===== Data lines =====

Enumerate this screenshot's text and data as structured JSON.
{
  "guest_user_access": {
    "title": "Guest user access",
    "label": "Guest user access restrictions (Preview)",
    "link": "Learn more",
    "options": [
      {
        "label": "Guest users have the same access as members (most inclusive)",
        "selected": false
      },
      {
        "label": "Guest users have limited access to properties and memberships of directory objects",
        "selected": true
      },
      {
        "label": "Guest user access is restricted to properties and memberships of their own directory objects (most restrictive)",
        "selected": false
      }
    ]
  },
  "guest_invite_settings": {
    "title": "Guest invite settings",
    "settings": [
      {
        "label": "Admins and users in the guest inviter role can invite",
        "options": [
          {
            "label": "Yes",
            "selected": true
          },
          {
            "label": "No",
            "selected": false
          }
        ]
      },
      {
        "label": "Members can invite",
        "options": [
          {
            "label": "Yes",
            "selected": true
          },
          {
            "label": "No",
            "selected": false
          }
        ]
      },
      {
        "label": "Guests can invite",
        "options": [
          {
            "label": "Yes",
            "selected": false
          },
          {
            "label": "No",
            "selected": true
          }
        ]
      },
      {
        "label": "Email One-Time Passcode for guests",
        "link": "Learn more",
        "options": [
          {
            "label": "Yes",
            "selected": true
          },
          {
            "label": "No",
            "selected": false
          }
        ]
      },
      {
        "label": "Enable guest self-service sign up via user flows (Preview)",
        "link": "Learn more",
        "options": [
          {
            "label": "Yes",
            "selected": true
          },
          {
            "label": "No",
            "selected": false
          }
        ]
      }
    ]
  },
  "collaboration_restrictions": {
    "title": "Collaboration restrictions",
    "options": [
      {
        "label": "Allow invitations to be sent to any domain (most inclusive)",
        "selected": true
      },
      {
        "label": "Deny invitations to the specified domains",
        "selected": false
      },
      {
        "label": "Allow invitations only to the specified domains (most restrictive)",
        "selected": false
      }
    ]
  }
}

=====

Your goal
Each record above must be given again exactly.

Finished answer
Enumerate this screenshot's text and data as structured JSON.
{
  "guest_user_access": {
    "title": "Guest user access",
    "label": "Guest user access restrictions (Preview)",
    "link": "Learn more",
    "options": [
      {
        "label": "Guest users have the same access as members (most inclusive)",
        "selected": false
      },
      {
        "label": "Guest users have limited access to properties and memberships of directory objects",
        "selected": true
      },
      {
        "label": "Guest user access is restricted to properties and memberships of their own directory objects (most restrictive)",
        "selected": false
      }
    ]
  },
  "guest_invite_settings": {
    "title": "Guest invite settings",
    "settings": [
      {
        "label": "Admins and users in the guest inviter role can invite",
        "options": [
          {
            "label": "Yes",
            "selected": true
          },
          {
            "label": "No",
            "selected": false
          }
        ]
      },
      {
        "label": "Members can invite",
        "options": [
          {
            "label": "Yes",
            "selected": true
          },
          {
            "label": "No",
            "selected": false
          }
        ]
      },
      {
        "label": "Guests can invite",
        "options": [
          {
            "label": "Yes",
            "selected": false
          },
          {
            "label": "No",
            "selected": true
          }
        ]
      },
      {
        "label": "Email One-Time Passcode for guests",
        "link": "Learn more",
        "options": [
          {
            "label": "Yes",
            "selected": true
          },
          {
            "label": "No",
            "selected": false
          }
        ]
      },
      {
        "label": "Enable guest self-service sign up via user flows (Preview)",
        "link": "Learn more",
        "options": [
          {
            "label": "Yes",
            "selected": true
          },
          {
            "label": "No",
            "selected": false
          }
        ]
      }
    ]
  },
  "collaboration_restrictions": {
    "title": "Collaboration restrictions",
    "options": [
      {
        "label": "Allow invitations to be sent to any domain (most inclusive)",
        "selected": true
      },
      {
        "label": "Deny invitations to the specified domains",
        "selected": false
      },
      {
        "label": "Allow invitations only to the specified domains (most restrictive)",
        "selected": false
      }
    ]
  }
}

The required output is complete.